What you will do: Can you restate the records below word for word?

Extracted records:
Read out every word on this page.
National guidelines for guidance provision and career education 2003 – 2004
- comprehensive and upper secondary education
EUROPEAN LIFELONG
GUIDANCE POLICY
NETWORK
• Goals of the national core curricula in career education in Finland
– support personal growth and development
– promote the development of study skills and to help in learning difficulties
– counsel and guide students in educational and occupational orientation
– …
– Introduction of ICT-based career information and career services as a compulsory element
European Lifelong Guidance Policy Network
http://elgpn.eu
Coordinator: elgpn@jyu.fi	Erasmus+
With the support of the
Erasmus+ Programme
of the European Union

Written answer:
Read out every word on this page.
National guidelines for guidance provision and career education 2003 – 2004
- comprehensive and upper secondary education
EUROPEAN LIFELONG
GUIDANCE POLICY
NETWORK
• Goals of the national core curricula in career education in Finland
– support personal growth and development
– promote the development of study skills and to help in learning difficulties
– counsel and guide students in educational and occupational orientation
– …
– Introduction of ICT-based career information and career services as a compulsory element
European Lifelong Guidance Policy Network
http://elgpn.eu
Coordinator: elgpn@jyu.fi	Erasmus+
With the support of the
Erasmus+ Programme
of the European Union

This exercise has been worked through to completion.